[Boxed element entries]
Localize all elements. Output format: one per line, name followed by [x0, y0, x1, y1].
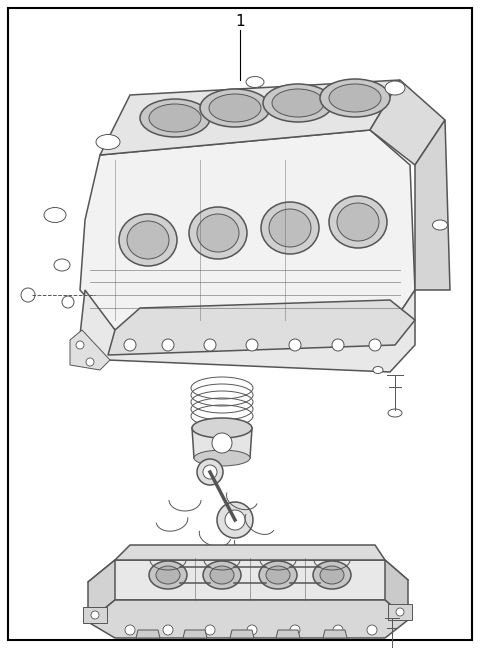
- Polygon shape: [385, 560, 408, 620]
- Ellipse shape: [192, 418, 252, 438]
- Ellipse shape: [385, 81, 405, 95]
- Ellipse shape: [194, 450, 250, 466]
- Circle shape: [396, 608, 404, 616]
- Circle shape: [162, 339, 174, 351]
- Circle shape: [289, 339, 301, 351]
- Circle shape: [205, 625, 215, 635]
- Ellipse shape: [209, 94, 261, 122]
- Bar: [388, 604, 412, 620]
- Ellipse shape: [246, 76, 264, 87]
- Ellipse shape: [200, 89, 270, 127]
- Ellipse shape: [44, 207, 66, 222]
- Circle shape: [332, 339, 344, 351]
- Text: 1: 1: [235, 14, 245, 30]
- Polygon shape: [183, 630, 207, 638]
- Circle shape: [62, 296, 74, 308]
- Ellipse shape: [266, 566, 290, 584]
- Circle shape: [203, 465, 217, 479]
- Polygon shape: [136, 630, 160, 638]
- Ellipse shape: [263, 84, 333, 122]
- Polygon shape: [80, 130, 415, 330]
- Polygon shape: [80, 290, 415, 372]
- Polygon shape: [108, 300, 415, 355]
- Ellipse shape: [189, 207, 247, 259]
- Polygon shape: [192, 428, 252, 458]
- Circle shape: [212, 433, 232, 453]
- Ellipse shape: [272, 89, 324, 117]
- Circle shape: [367, 625, 377, 635]
- Circle shape: [204, 339, 216, 351]
- Polygon shape: [230, 630, 254, 638]
- Ellipse shape: [140, 99, 210, 137]
- Circle shape: [217, 502, 253, 538]
- Polygon shape: [276, 630, 300, 638]
- Ellipse shape: [329, 196, 387, 248]
- Ellipse shape: [261, 202, 319, 254]
- Ellipse shape: [259, 561, 297, 589]
- Circle shape: [124, 339, 136, 351]
- Circle shape: [163, 625, 173, 635]
- Ellipse shape: [432, 220, 447, 230]
- Polygon shape: [88, 560, 115, 622]
- Circle shape: [76, 341, 84, 349]
- Circle shape: [125, 625, 135, 635]
- Polygon shape: [115, 545, 385, 560]
- Ellipse shape: [96, 135, 120, 150]
- Ellipse shape: [203, 561, 241, 589]
- Polygon shape: [370, 80, 445, 165]
- Ellipse shape: [210, 566, 234, 584]
- Ellipse shape: [127, 221, 169, 259]
- Polygon shape: [100, 80, 400, 155]
- Circle shape: [21, 288, 35, 302]
- Circle shape: [369, 339, 381, 351]
- Ellipse shape: [373, 367, 383, 373]
- Ellipse shape: [269, 209, 311, 247]
- Circle shape: [197, 459, 223, 485]
- Polygon shape: [415, 120, 450, 290]
- Ellipse shape: [156, 566, 180, 584]
- Ellipse shape: [337, 203, 379, 241]
- Ellipse shape: [313, 561, 351, 589]
- Circle shape: [225, 510, 245, 530]
- Ellipse shape: [149, 561, 187, 589]
- Ellipse shape: [320, 566, 344, 584]
- Circle shape: [247, 625, 257, 635]
- Ellipse shape: [119, 214, 177, 266]
- Circle shape: [86, 358, 94, 366]
- Polygon shape: [88, 560, 408, 600]
- Polygon shape: [88, 600, 408, 638]
- Ellipse shape: [54, 259, 70, 271]
- Ellipse shape: [388, 409, 402, 417]
- Circle shape: [333, 625, 343, 635]
- Circle shape: [246, 339, 258, 351]
- Polygon shape: [323, 630, 347, 638]
- Ellipse shape: [149, 104, 201, 132]
- Ellipse shape: [320, 79, 390, 117]
- Bar: [83, 607, 107, 623]
- Polygon shape: [70, 330, 110, 370]
- Circle shape: [290, 625, 300, 635]
- Circle shape: [91, 611, 99, 619]
- Ellipse shape: [329, 84, 381, 112]
- Ellipse shape: [197, 214, 239, 252]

* _Task description_
Copy everything from the line containing "- Polygon shape: [385, 560, 408, 620]" down to the line containing "- Ellipse shape: [44, 207, 66, 222]" from the records above, putting "Rectangle" wherever "Bar" appears and leaving all else untouched.

* _Result of the task_
- Polygon shape: [385, 560, 408, 620]
- Ellipse shape: [192, 418, 252, 438]
- Ellipse shape: [385, 81, 405, 95]
- Ellipse shape: [194, 450, 250, 466]
- Circle shape: [396, 608, 404, 616]
- Circle shape: [162, 339, 174, 351]
- Circle shape: [289, 339, 301, 351]
- Circle shape: [205, 625, 215, 635]
- Ellipse shape: [209, 94, 261, 122]
- Rectangle: [388, 604, 412, 620]
- Ellipse shape: [246, 76, 264, 87]
- Ellipse shape: [200, 89, 270, 127]
- Ellipse shape: [44, 207, 66, 222]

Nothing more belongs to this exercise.